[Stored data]

'''

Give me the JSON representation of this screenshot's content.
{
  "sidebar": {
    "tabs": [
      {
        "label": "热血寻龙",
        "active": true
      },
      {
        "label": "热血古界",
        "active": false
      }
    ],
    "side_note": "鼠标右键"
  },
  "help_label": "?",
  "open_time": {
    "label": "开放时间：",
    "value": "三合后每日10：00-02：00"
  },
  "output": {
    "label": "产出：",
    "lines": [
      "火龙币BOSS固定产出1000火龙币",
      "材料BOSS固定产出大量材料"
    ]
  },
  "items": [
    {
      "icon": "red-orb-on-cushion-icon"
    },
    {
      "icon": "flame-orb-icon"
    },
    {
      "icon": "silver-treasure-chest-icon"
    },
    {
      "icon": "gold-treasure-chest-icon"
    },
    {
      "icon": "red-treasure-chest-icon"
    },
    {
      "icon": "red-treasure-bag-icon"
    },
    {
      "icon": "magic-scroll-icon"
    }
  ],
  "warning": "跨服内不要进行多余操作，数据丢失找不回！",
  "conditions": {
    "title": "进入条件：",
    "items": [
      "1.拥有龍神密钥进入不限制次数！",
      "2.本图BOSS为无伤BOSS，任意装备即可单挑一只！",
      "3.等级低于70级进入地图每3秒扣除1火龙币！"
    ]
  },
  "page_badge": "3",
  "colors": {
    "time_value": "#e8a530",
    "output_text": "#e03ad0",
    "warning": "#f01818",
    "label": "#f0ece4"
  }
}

'''

**TASK DIRECTIONS**
Take the material above and return all of it exactly.

**EXPECTED OUTPUT**
Give me the JSON representation of this screenshot's content.
{
  "sidebar": {
    "tabs": [
      {
        "label": "热血寻龙",
        "active": true
      },
      {
        "label": "热血古界",
        "active": false
      }
    ],
    "side_note": "鼠标右键"
  },
  "help_label": "?",
  "open_time": {
    "label": "开放时间：",
    "value": "三合后每日10：00-02：00"
  },
  "output": {
    "label": "产出：",
    "lines": [
      "火龙币BOSS固定产出1000火龙币",
      "材料BOSS固定产出大量材料"
    ]
  },
  "items": [
    {
      "icon": "red-orb-on-cushion-icon"
    },
    {
      "icon": "flame-orb-icon"
    },
    {
      "icon": "silver-treasure-chest-icon"
    },
    {
      "icon": "gold-treasure-chest-icon"
    },
    {
      "icon": "red-treasure-chest-icon"
    },
    {
      "icon": "red-treasure-bag-icon"
    },
    {
      "icon": "magic-scroll-icon"
    }
  ],
  "warning": "跨服内不要进行多余操作，数据丢失找不回！",
  "conditions": {
    "title": "进入条件：",
    "items": [
      "1.拥有龍神密钥进入不限制次数！",
      "2.本图BOSS为无伤BOSS，任意装备即可单挑一只！",
      "3.等级低于70级进入地图每3秒扣除1火龙币！"
    ]
  },
  "page_badge": "3",
  "colors": {
    "time_value": "#e8a530",
    "output_text": "#e03ad0",
    "warning": "#f01818",
    "label": "#f0ece4"
  }
}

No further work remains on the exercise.